#### 引文

Cost after iteration 0: 0.693147
Cost after iteration 100: 0.584508
Cost after iteration 200: 0.466949
Cost after iteration 300: 0.376007
Cost after iteration 400: 0.331463
Cost after iteration 500: 0.303273
Cost after iteration 600: 0.279880
Cost after iteration 700: 0.260042
Cost after iteration 800: 0.242941
Cost after iteration 900: 0.228004
Cost after iteration 1000: 0.214820
Cost after iteration 1100: 0.203078
Cost after iteration 1200: 0.192544
Cost after iteration 1300: 0.183033
Cost after iteration 1400: 0.174399
Cost after iteration 1500: 0.166521
Cost after iteration 1600: 0.159305
Cost after iteration 1700: 0.152667
Cost after iteration 1800: 0.146542
Cost after iteration 1900: 0.140872
train accuracy: 99.04306220095694 %
test accuracy: 70.0 %

可以看出经过2000次的迭代,cost function的值逐渐减小,如下图,符合预期。并且用于训练集的accuracy已经超过了99%,而测试集的accuracy是70%。

Fig.3 cost-iter-plot
Fig.3 cost-iter-plot

一个识别错误的例子

把训练出的参数用于测试集,只有70%的accuracy,也就是有30%是识别错误的。一个错误的例子:

# Example of a picture that was wrongly classified.
index = 5
plt.imshow(test_set_x[:,index].reshape((num_px, num_px, 3)))
print ("y = " + str(test_set_y[0, index]) + ", you predicted that it is a \"" + classes[int(d["Y_prediction_test"][0, index])].decode("utf-8") +  "\" picture.")
Fig.4 recognition fail
Fig.4 recognition fail

Further analysis

比较不同的learning rate对收敛速度以及accuracy的影响。

learning_rates = [0.01, 0.001, 0.005, 0.0001]
models = {}
for i in learning_rates:
    print ("learning rate is: " + str(i))

########

* **完成下列任务**:
- 1) 将引文中的这句话译成英文:"把训练出的参数用于测试集,只有70%的accuracy,也就是有30%是识别错误的。"
- 2) 从引文最后一行之后接着续写下文。

#### 数据记录

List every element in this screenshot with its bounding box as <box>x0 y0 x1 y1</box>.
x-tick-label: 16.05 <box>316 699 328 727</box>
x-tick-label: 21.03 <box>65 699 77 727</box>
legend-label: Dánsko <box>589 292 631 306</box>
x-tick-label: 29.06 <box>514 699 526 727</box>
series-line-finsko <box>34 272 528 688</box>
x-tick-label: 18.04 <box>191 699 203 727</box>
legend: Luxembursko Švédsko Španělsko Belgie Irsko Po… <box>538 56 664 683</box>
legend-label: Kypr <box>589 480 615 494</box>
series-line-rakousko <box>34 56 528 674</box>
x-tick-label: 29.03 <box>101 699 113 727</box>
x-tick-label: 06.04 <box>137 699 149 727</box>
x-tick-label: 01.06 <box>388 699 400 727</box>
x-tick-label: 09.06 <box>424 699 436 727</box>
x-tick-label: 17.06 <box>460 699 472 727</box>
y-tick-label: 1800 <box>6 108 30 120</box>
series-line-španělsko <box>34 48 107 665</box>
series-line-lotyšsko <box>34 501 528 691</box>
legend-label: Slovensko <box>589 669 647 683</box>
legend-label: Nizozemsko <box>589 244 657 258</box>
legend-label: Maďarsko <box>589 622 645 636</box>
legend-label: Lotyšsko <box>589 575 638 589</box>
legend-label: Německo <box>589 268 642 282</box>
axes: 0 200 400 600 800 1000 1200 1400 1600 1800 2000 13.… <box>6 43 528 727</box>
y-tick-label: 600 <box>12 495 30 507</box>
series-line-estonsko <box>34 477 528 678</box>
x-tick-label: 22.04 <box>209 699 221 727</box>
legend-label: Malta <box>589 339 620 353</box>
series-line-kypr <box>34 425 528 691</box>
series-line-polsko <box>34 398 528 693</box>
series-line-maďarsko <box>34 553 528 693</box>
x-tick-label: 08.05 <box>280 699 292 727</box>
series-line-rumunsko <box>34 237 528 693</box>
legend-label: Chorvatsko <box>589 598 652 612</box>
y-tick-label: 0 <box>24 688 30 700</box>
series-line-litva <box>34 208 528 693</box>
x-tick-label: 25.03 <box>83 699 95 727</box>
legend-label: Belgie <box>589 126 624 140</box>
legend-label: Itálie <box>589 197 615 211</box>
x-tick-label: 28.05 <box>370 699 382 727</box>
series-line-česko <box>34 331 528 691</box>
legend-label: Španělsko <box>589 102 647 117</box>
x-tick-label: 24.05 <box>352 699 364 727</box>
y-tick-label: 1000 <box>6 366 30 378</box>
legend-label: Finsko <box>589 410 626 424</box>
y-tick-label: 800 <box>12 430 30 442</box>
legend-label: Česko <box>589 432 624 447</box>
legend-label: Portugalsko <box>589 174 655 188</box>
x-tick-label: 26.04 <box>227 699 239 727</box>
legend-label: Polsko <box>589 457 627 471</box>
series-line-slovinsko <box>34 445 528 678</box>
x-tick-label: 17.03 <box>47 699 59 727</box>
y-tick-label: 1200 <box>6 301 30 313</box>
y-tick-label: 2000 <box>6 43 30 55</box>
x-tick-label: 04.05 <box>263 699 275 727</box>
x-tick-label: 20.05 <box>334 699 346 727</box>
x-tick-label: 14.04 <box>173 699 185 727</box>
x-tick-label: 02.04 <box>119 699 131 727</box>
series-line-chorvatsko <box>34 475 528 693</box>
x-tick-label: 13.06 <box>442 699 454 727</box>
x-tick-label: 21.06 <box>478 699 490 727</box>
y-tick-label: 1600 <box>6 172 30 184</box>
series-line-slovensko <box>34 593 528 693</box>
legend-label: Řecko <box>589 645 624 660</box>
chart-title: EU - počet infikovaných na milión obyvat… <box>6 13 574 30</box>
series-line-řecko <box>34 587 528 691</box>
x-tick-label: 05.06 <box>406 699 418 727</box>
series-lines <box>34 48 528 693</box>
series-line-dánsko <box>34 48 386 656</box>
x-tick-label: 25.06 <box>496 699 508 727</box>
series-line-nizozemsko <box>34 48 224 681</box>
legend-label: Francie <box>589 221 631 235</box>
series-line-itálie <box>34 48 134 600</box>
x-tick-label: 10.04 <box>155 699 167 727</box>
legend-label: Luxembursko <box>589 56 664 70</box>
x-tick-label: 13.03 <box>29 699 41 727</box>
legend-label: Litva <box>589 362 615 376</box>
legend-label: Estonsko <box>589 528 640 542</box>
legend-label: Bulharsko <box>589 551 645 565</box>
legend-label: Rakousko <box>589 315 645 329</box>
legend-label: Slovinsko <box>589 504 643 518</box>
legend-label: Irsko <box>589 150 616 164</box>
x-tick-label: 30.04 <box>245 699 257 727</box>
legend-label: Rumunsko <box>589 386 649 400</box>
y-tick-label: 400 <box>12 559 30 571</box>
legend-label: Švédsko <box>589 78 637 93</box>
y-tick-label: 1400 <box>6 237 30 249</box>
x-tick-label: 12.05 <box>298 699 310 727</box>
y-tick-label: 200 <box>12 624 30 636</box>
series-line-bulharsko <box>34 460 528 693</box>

########

* **各题答案**:
- 1) Applying the trained parameters to the test set yields an accuracy of only 70%, which means that 30% are misclassified.

- 2)
    models[str(i)] = model(train_set_x, train_set_y, test_set_x, test_set_y, num_iterations = 1500, learning_rate = i, print_cost = False)
    print ('\n' + "-------------------------------------------------------" + '\n')

for i in learning_rates:
    plt.plot(np.squeeze(models[str(i)]["costs"]), label= str(models[str(i)]["learning_rate"]))

plt.ylabel('cost')
plt.xlabel('iterations')

legend = plt.legend(loc='upper center', shadow=True)
frame = legend.get_frame()
frame.set_facecolor('0.90')
plt.show()

learning rate is: 0.01
train accuracy: 99.52153110047847 %
test accuracy: 68.0 %
——————————————————-
learning rate is: 0.001
train accuracy: 88.99521531100478 %
test accuracy: 64.0 %
——————————————————-
learning rate is: 0.005
train accuracy: 97.60765550239235 %
test accuracy: 70.0 %
——————————————————-
learning rate is: 0.0001
train accuracy: 68.42105263157895 %
test accuracy: 36.0 %

Fig.5 compare learning rate
Fig.5 compare learning rate

如果learning rate取值过大,造成cost function在极小值附近振荡;而取值过小,会造成需要更多的迭代次数才能收敛,进而降低了算法的performance。